## Data provided
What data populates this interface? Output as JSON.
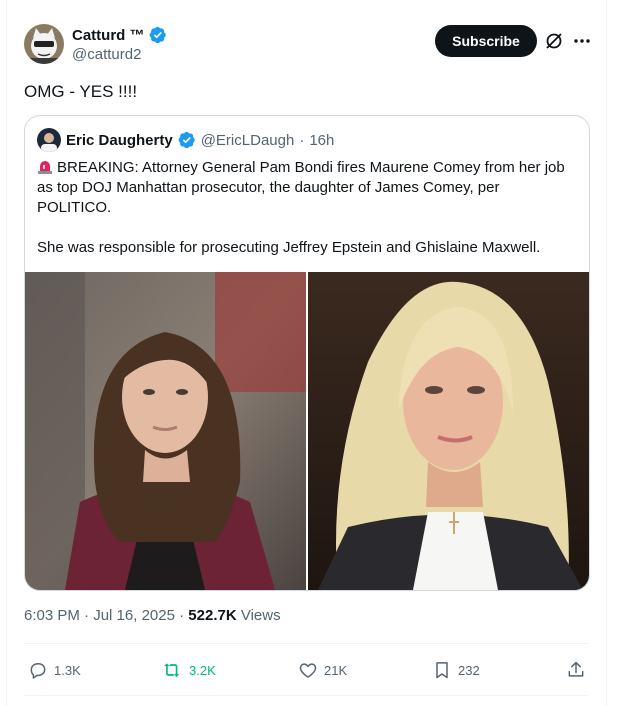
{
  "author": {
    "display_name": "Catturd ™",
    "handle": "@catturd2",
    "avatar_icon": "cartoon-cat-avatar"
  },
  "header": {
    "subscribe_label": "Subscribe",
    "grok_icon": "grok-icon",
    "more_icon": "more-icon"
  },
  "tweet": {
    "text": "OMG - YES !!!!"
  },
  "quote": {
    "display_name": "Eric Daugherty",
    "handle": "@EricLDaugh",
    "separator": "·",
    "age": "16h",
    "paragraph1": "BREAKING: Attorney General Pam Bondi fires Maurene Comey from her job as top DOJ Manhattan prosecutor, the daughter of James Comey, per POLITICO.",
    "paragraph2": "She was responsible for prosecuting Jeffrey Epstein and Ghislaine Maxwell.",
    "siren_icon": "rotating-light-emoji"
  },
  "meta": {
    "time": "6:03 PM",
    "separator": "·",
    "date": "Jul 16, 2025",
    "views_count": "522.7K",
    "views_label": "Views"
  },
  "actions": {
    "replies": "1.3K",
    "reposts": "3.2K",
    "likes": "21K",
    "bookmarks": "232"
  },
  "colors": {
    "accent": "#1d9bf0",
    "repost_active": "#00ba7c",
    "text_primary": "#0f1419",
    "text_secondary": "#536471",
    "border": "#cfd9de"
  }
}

==

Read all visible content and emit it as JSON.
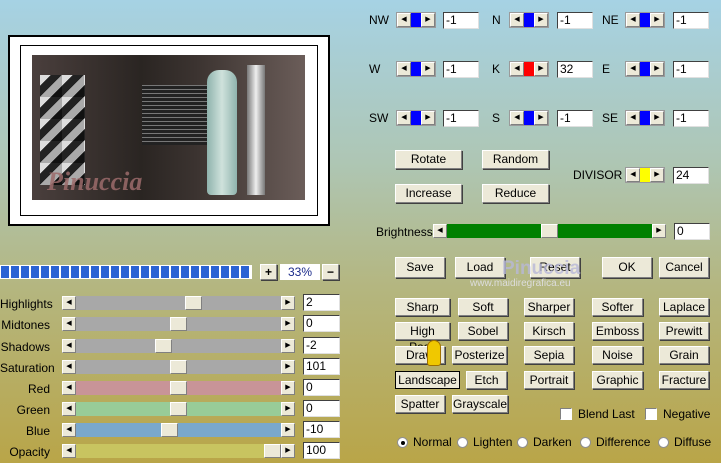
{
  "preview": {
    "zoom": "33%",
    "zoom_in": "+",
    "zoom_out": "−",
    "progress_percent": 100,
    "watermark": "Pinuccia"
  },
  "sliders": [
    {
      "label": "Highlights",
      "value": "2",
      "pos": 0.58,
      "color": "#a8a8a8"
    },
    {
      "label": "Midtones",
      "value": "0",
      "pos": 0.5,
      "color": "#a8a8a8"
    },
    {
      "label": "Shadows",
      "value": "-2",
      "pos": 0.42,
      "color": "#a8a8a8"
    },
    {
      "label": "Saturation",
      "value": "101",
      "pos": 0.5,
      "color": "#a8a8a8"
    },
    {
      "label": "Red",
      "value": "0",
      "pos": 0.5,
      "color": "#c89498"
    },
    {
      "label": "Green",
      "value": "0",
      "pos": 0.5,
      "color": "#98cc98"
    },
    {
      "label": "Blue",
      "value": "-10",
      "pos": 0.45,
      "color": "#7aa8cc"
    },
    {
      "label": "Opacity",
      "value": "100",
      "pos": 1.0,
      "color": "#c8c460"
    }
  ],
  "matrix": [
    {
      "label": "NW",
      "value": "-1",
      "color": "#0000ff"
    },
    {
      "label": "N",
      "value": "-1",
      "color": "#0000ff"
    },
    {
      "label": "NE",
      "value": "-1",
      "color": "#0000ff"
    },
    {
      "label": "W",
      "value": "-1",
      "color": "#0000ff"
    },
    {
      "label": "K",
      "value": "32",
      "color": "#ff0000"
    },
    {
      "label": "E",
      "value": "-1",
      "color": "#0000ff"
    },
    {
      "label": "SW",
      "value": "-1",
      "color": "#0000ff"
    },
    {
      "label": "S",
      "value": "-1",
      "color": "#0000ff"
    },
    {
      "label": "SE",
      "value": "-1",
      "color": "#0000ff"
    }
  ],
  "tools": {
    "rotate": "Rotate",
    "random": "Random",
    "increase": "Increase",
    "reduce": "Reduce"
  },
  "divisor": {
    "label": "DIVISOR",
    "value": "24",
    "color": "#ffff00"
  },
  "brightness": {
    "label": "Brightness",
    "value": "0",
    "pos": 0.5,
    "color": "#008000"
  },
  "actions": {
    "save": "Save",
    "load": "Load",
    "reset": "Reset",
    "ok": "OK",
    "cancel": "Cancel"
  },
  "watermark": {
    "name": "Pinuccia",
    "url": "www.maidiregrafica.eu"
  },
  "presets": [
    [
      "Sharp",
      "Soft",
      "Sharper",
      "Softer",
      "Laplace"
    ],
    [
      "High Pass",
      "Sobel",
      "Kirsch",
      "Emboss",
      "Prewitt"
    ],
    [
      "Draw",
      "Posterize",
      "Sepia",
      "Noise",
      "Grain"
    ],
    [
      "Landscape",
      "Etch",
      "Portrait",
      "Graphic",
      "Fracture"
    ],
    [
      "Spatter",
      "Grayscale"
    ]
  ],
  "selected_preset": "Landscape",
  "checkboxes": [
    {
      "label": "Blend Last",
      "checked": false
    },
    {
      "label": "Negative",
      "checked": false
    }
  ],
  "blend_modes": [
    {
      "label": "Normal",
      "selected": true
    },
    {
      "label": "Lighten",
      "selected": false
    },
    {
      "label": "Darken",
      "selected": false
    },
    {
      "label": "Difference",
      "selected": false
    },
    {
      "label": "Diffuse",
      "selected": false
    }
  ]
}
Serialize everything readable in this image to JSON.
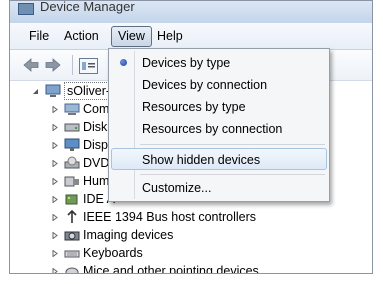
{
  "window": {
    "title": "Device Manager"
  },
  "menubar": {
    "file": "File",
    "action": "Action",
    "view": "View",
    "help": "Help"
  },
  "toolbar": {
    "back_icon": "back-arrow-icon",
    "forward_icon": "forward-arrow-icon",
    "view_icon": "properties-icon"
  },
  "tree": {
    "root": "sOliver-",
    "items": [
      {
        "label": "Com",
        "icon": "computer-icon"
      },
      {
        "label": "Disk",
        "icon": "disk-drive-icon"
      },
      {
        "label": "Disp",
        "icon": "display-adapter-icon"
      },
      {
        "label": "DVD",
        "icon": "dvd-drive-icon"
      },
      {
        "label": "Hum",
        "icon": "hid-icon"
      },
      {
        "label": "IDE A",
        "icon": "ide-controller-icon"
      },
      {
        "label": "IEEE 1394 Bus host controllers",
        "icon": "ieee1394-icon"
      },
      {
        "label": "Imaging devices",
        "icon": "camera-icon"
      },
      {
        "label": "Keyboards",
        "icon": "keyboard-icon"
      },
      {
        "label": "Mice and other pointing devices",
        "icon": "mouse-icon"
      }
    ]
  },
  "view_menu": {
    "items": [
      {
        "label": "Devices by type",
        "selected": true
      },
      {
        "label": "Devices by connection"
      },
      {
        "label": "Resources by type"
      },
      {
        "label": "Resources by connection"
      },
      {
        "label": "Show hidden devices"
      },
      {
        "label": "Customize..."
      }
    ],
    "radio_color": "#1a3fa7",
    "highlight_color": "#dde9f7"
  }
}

## Exercise goal
Show every line from the entries above in which the word "Landscape" appears.

## Answer to the task
      "Landscape",
  "selected_preset": "Landscape",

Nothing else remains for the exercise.